(Data records)
******
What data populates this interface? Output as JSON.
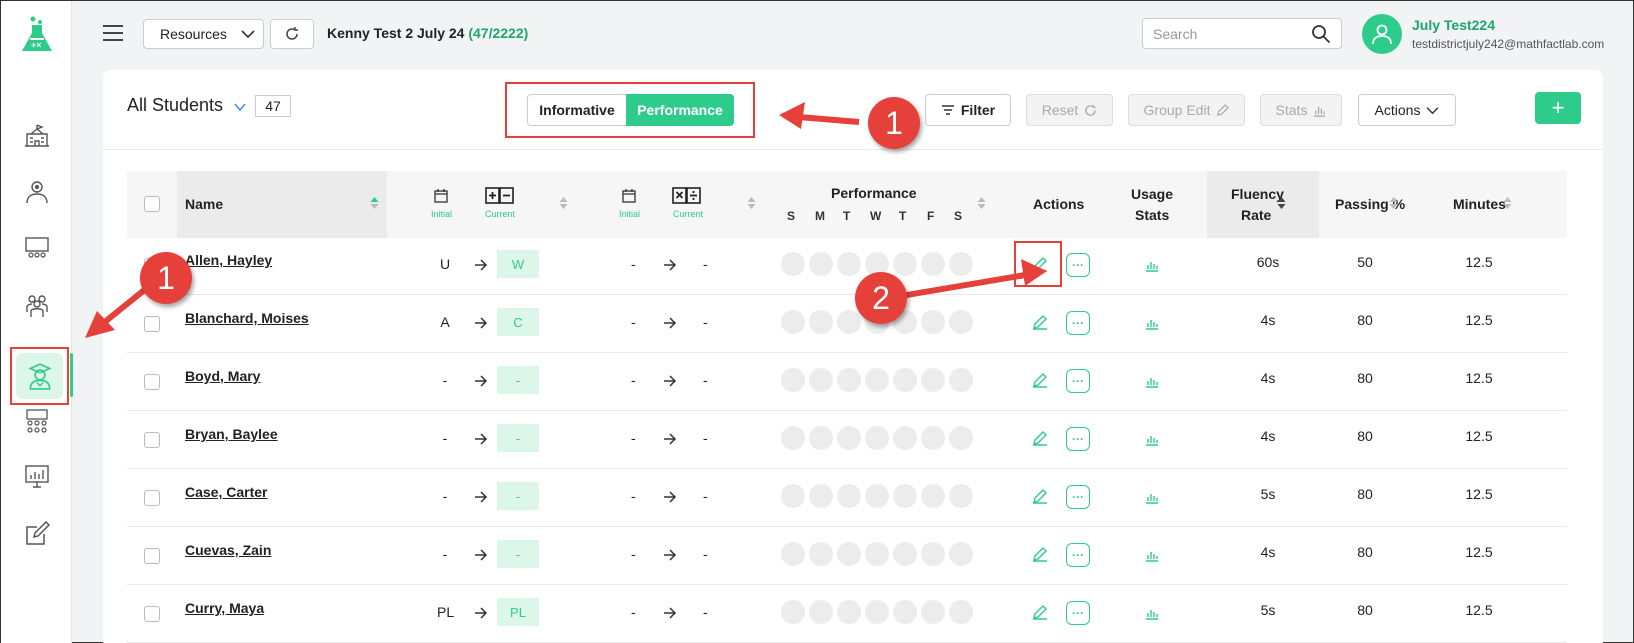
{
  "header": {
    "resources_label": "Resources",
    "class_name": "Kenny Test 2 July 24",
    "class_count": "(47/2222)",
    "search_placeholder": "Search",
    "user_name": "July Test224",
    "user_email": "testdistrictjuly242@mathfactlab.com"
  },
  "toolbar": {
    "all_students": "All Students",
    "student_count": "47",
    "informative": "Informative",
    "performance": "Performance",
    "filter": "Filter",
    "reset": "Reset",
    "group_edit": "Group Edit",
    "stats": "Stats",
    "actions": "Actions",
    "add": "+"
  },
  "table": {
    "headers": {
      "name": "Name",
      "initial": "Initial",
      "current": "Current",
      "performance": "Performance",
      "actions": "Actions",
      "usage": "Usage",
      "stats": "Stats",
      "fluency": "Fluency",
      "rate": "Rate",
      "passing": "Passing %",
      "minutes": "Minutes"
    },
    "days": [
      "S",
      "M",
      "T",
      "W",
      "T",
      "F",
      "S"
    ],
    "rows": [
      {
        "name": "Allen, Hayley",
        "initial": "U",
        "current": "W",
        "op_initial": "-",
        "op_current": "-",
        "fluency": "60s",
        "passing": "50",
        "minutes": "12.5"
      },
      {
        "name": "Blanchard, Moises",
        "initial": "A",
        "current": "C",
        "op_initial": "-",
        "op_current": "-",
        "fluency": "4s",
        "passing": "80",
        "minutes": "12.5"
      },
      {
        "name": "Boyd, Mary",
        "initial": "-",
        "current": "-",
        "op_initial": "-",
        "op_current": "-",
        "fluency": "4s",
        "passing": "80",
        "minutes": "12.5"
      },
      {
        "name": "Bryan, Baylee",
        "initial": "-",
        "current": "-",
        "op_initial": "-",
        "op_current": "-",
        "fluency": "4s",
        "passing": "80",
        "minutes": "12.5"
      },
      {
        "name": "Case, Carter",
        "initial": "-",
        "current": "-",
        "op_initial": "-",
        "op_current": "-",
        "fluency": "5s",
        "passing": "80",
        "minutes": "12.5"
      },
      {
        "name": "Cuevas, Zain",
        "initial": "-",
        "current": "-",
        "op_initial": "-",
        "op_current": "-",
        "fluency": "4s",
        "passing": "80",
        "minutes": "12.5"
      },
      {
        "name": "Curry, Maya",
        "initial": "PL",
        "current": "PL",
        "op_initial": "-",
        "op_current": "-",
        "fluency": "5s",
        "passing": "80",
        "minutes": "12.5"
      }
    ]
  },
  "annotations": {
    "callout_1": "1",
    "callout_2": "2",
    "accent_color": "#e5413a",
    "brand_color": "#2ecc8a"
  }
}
******
Transcribe the material as is, with images omitted.

_Response:_
What data populates this interface? Output as JSON.
{
  "header": {
    "resources_label": "Resources",
    "class_name": "Kenny Test 2 July 24",
    "class_count": "(47/2222)",
    "search_placeholder": "Search",
    "user_name": "July Test224",
    "user_email": "testdistrictjuly242@mathfactlab.com"
  },
  "toolbar": {
    "all_students": "All Students",
    "student_count": "47",
    "informative": "Informative",
    "performance": "Performance",
    "filter": "Filter",
    "reset": "Reset",
    "group_edit": "Group Edit",
    "stats": "Stats",
    "actions": "Actions",
    "add": "+"
  },
  "table": {
    "headers": {
      "name": "Name",
      "initial": "Initial",
      "current": "Current",
      "performance": "Performance",
      "actions": "Actions",
      "usage": "Usage",
      "stats": "Stats",
      "fluency": "Fluency",
      "rate": "Rate",
      "passing": "Passing %",
      "minutes": "Minutes"
    },
    "days": [
      "S",
      "M",
      "T",
      "W",
      "T",
      "F",
      "S"
    ],
    "rows": [
      {
        "name": "Allen, Hayley",
        "initial": "U",
        "current": "W",
        "op_initial": "-",
        "op_current": "-",
        "fluency": "60s",
        "passing": "50",
        "minutes": "12.5"
      },
      {
        "name": "Blanchard, Moises",
        "initial": "A",
        "current": "C",
        "op_initial": "-",
        "op_current": "-",
        "fluency": "4s",
        "passing": "80",
        "minutes": "12.5"
      },
      {
        "name": "Boyd, Mary",
        "initial": "-",
        "current": "-",
        "op_initial": "-",
        "op_current": "-",
        "fluency": "4s",
        "passing": "80",
        "minutes": "12.5"
      },
      {
        "name": "Bryan, Baylee",
        "initial": "-",
        "current": "-",
        "op_initial": "-",
        "op_current": "-",
        "fluency": "4s",
        "passing": "80",
        "minutes": "12.5"
      },
      {
        "name": "Case, Carter",
        "initial": "-",
        "current": "-",
        "op_initial": "-",
        "op_current": "-",
        "fluency": "5s",
        "passing": "80",
        "minutes": "12.5"
      },
      {
        "name": "Cuevas, Zain",
        "initial": "-",
        "current": "-",
        "op_initial": "-",
        "op_current": "-",
        "fluency": "4s",
        "passing": "80",
        "minutes": "12.5"
      },
      {
        "name": "Curry, Maya",
        "initial": "PL",
        "current": "PL",
        "op_initial": "-",
        "op_current": "-",
        "fluency": "5s",
        "passing": "80",
        "minutes": "12.5"
      }
    ]
  },
  "annotations": {
    "callout_1": "1",
    "callout_2": "2",
    "accent_color": "#e5413a",
    "brand_color": "#2ecc8a"
  }
}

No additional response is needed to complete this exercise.